◆ EXERCISE AIM
Repeat, line for line, the entries printed below.
---- DATA PROVIDED
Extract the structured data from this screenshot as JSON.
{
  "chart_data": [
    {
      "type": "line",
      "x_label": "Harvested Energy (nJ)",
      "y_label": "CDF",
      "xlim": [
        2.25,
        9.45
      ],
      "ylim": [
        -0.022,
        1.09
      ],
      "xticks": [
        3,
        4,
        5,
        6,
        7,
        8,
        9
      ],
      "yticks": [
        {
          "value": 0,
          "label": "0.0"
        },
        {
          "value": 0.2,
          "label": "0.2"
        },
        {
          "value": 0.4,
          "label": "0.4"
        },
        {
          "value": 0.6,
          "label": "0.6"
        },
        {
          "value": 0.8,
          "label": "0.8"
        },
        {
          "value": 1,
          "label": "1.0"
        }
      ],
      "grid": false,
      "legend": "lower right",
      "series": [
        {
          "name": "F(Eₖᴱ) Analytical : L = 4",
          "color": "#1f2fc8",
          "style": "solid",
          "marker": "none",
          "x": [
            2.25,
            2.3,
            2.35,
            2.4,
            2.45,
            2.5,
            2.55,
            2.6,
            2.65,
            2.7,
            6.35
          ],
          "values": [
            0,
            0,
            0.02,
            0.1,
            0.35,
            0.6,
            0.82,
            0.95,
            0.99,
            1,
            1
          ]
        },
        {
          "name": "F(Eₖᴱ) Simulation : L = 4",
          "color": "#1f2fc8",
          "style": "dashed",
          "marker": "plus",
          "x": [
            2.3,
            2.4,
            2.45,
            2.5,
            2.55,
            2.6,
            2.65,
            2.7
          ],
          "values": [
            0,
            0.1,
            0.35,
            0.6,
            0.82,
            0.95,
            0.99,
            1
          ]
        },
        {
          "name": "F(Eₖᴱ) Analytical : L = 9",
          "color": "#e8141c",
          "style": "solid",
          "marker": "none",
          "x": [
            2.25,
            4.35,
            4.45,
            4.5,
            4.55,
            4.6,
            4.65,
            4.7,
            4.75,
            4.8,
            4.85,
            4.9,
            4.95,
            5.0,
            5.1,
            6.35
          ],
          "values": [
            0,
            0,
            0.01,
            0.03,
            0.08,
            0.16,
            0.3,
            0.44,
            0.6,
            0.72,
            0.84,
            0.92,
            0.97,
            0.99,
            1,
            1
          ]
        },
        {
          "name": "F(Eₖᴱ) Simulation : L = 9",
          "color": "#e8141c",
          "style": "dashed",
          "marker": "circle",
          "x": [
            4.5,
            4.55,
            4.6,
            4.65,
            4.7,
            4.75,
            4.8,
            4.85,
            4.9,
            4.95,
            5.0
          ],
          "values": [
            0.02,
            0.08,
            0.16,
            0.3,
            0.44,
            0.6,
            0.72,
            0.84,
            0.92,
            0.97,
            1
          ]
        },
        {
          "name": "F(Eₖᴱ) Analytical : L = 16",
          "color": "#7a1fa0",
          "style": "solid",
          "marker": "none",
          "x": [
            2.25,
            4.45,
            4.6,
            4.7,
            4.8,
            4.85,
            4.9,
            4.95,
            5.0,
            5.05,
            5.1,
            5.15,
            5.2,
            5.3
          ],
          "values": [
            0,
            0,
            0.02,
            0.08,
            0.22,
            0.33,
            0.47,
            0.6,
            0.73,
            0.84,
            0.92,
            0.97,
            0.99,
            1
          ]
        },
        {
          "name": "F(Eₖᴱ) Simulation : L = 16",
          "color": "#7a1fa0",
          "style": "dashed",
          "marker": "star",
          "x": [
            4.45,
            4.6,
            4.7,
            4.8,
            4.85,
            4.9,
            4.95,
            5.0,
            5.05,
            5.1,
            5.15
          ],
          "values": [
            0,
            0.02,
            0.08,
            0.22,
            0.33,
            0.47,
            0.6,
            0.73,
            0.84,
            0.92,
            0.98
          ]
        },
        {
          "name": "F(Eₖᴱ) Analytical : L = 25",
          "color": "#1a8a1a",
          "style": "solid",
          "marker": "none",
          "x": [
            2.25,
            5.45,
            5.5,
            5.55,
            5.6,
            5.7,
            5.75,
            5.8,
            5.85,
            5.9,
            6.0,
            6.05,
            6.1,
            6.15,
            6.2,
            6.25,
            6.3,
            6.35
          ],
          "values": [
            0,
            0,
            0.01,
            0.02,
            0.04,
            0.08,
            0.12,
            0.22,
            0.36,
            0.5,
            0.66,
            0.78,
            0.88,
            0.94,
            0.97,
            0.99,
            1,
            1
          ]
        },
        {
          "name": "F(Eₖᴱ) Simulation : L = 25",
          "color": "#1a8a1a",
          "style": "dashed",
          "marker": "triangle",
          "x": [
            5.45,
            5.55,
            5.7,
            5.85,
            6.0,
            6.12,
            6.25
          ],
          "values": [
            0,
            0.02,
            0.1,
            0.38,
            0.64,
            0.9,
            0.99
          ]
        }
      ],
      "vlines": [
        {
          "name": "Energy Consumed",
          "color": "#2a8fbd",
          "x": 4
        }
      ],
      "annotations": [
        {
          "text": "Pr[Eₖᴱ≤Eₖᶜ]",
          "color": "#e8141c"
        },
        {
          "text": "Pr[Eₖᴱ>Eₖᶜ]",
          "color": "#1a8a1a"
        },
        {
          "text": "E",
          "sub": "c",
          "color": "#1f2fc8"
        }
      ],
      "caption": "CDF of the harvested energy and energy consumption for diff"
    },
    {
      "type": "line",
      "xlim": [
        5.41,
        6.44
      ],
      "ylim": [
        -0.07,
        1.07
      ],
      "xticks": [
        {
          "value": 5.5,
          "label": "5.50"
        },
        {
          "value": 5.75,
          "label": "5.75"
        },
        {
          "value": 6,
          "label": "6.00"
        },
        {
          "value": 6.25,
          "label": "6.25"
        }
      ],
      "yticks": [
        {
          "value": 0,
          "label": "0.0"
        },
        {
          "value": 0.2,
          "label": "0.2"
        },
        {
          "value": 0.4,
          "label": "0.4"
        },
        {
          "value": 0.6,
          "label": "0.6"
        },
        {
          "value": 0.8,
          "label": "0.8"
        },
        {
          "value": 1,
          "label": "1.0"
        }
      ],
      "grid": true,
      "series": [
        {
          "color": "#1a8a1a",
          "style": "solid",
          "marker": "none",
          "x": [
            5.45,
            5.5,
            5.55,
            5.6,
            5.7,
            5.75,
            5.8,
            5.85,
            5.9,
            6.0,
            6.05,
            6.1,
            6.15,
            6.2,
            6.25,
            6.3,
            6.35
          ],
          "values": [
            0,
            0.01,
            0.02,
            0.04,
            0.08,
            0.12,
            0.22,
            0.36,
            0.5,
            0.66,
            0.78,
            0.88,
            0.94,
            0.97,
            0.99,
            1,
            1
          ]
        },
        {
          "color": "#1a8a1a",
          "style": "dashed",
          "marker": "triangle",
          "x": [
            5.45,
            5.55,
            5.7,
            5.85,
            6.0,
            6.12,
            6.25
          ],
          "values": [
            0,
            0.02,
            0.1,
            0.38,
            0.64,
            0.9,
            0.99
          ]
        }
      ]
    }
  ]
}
--------
◆ FULL SOLUTION
Extract the structured data from this screenshot as JSON.
{
  "chart_data": [
    {
      "type": "line",
      "x_label": "Harvested Energy (nJ)",
      "y_label": "CDF",
      "xlim": [
        2.25,
        9.45
      ],
      "ylim": [
        -0.022,
        1.09
      ],
      "xticks": [
        3,
        4,
        5,
        6,
        7,
        8,
        9
      ],
      "yticks": [
        {
          "value": 0,
          "label": "0.0"
        },
        {
          "value": 0.2,
          "label": "0.2"
        },
        {
          "value": 0.4,
          "label": "0.4"
        },
        {
          "value": 0.6,
          "label": "0.6"
        },
        {
          "value": 0.8,
          "label": "0.8"
        },
        {
          "value": 1,
          "label": "1.0"
        }
      ],
      "grid": false,
      "legend": "lower right",
      "series": [
        {
          "name": "F(Eₖᴱ) Analytical : L = 4",
          "color": "#1f2fc8",
          "style": "solid",
          "marker": "none",
          "x": [
            2.25,
            2.3,
            2.35,
            2.4,
            2.45,
            2.5,
            2.55,
            2.6,
            2.65,
            2.7,
            6.35
          ],
          "values": [
            0,
            0,
            0.02,
            0.1,
            0.35,
            0.6,
            0.82,
            0.95,
            0.99,
            1,
            1
          ]
        },
        {
          "name": "F(Eₖᴱ) Simulation : L = 4",
          "color": "#1f2fc8",
          "style": "dashed",
          "marker": "plus",
          "x": [
            2.3,
            2.4,
            2.45,
            2.5,
            2.55,
            2.6,
            2.65,
            2.7
          ],
          "values": [
            0,
            0.1,
            0.35,
            0.6,
            0.82,
            0.95,
            0.99,
            1
          ]
        },
        {
          "name": "F(Eₖᴱ) Analytical : L = 9",
          "color": "#e8141c",
          "style": "solid",
          "marker": "none",
          "x": [
            2.25,
            4.35,
            4.45,
            4.5,
            4.55,
            4.6,
            4.65,
            4.7,
            4.75,
            4.8,
            4.85,
            4.9,
            4.95,
            5.0,
            5.1,
            6.35
          ],
          "values": [
            0,
            0,
            0.01,
            0.03,
            0.08,
            0.16,
            0.3,
            0.44,
            0.6,
            0.72,
            0.84,
            0.92,
            0.97,
            0.99,
            1,
            1
          ]
        },
        {
          "name": "F(Eₖᴱ) Simulation : L = 9",
          "color": "#e8141c",
          "style": "dashed",
          "marker": "circle",
          "x": [
            4.5,
            4.55,
            4.6,
            4.65,
            4.7,
            4.75,
            4.8,
            4.85,
            4.9,
            4.95,
            5.0
          ],
          "values": [
            0.02,
            0.08,
            0.16,
            0.3,
            0.44,
            0.6,
            0.72,
            0.84,
            0.92,
            0.97,
            1
          ]
        },
        {
          "name": "F(Eₖᴱ) Analytical : L = 16",
          "color": "#7a1fa0",
          "style": "solid",
          "marker": "none",
          "x": [
            2.25,
            4.45,
            4.6,
            4.7,
            4.8,
            4.85,
            4.9,
            4.95,
            5.0,
            5.05,
            5.1,
            5.15,
            5.2,
            5.3
          ],
          "values": [
            0,
            0,
            0.02,
            0.08,
            0.22,
            0.33,
            0.47,
            0.6,
            0.73,
            0.84,
            0.92,
            0.97,
            0.99,
            1
          ]
        },
        {
          "name": "F(Eₖᴱ) Simulation : L = 16",
          "color": "#7a1fa0",
          "style": "dashed",
          "marker": "star",
          "x": [
            4.45,
            4.6,
            4.7,
            4.8,
            4.85,
            4.9,
            4.95,
            5.0,
            5.05,
            5.1,
            5.15
          ],
          "values": [
            0,
            0.02,
            0.08,
            0.22,
            0.33,
            0.47,
            0.6,
            0.73,
            0.84,
            0.92,
            0.98
          ]
        },
        {
          "name": "F(Eₖᴱ) Analytical : L = 25",
          "color": "#1a8a1a",
          "style": "solid",
          "marker": "none",
          "x": [
            2.25,
            5.45,
            5.5,
            5.55,
            5.6,
            5.7,
            5.75,
            5.8,
            5.85,
            5.9,
            6.0,
            6.05,
            6.1,
            6.15,
            6.2,
            6.25,
            6.3,
            6.35
          ],
          "values": [
            0,
            0,
            0.01,
            0.02,
            0.04,
            0.08,
            0.12,
            0.22,
            0.36,
            0.5,
            0.66,
            0.78,
            0.88,
            0.94,
            0.97,
            0.99,
            1,
            1
          ]
        },
        {
          "name": "F(Eₖᴱ) Simulation : L = 25",
          "color": "#1a8a1a",
          "style": "dashed",
          "marker": "triangle",
          "x": [
            5.45,
            5.55,
            5.7,
            5.85,
            6.0,
            6.12,
            6.25
          ],
          "values": [
            0,
            0.02,
            0.1,
            0.38,
            0.64,
            0.9,
            0.99
          ]
        }
      ],
      "vlines": [
        {
          "name": "Energy Consumed",
          "color": "#2a8fbd",
          "x": 4
        }
      ],
      "annotations": [
        {
          "text": "Pr[Eₖᴱ≤Eₖᶜ]",
          "color": "#e8141c"
        },
        {
          "text": "Pr[Eₖᴱ>Eₖᶜ]",
          "color": "#1a8a1a"
        },
        {
          "text": "E",
          "sub": "c",
          "color": "#1f2fc8"
        }
      ],
      "caption": "CDF of the harvested energy and energy consumption for diff"
    },
    {
      "type": "line",
      "xlim": [
        5.41,
        6.44
      ],
      "ylim": [
        -0.07,
        1.07
      ],
      "xticks": [
        {
          "value": 5.5,
          "label": "5.50"
        },
        {
          "value": 5.75,
          "label": "5.75"
        },
        {
          "value": 6,
          "label": "6.00"
        },
        {
          "value": 6.25,
          "label": "6.25"
        }
      ],
      "yticks": [
        {
          "value": 0,
          "label": "0.0"
        },
        {
          "value": 0.2,
          "label": "0.2"
        },
        {
          "value": 0.4,
          "label": "0.4"
        },
        {
          "value": 0.6,
          "label": "0.6"
        },
        {
          "value": 0.8,
          "label": "0.8"
        },
        {
          "value": 1,
          "label": "1.0"
        }
      ],
      "grid": true,
      "series": [
        {
          "color": "#1a8a1a",
          "style": "solid",
          "marker": "none",
          "x": [
            5.45,
            5.5,
            5.55,
            5.6,
            5.7,
            5.75,
            5.8,
            5.85,
            5.9,
            6.0,
            6.05,
            6.1,
            6.15,
            6.2,
            6.25,
            6.3,
            6.35
          ],
          "values": [
            0,
            0.01,
            0.02,
            0.04,
            0.08,
            0.12,
            0.22,
            0.36,
            0.5,
            0.66,
            0.78,
            0.88,
            0.94,
            0.97,
            0.99,
            1,
            1
          ]
        },
        {
          "color": "#1a8a1a",
          "style": "dashed",
          "marker": "triangle",
          "x": [
            5.45,
            5.55,
            5.7,
            5.85,
            6.0,
            6.12,
            6.25
          ],
          "values": [
            0,
            0.02,
            0.1,
            0.38,
            0.64,
            0.9,
            0.99
          ]
        }
      ]
    }
  ]
}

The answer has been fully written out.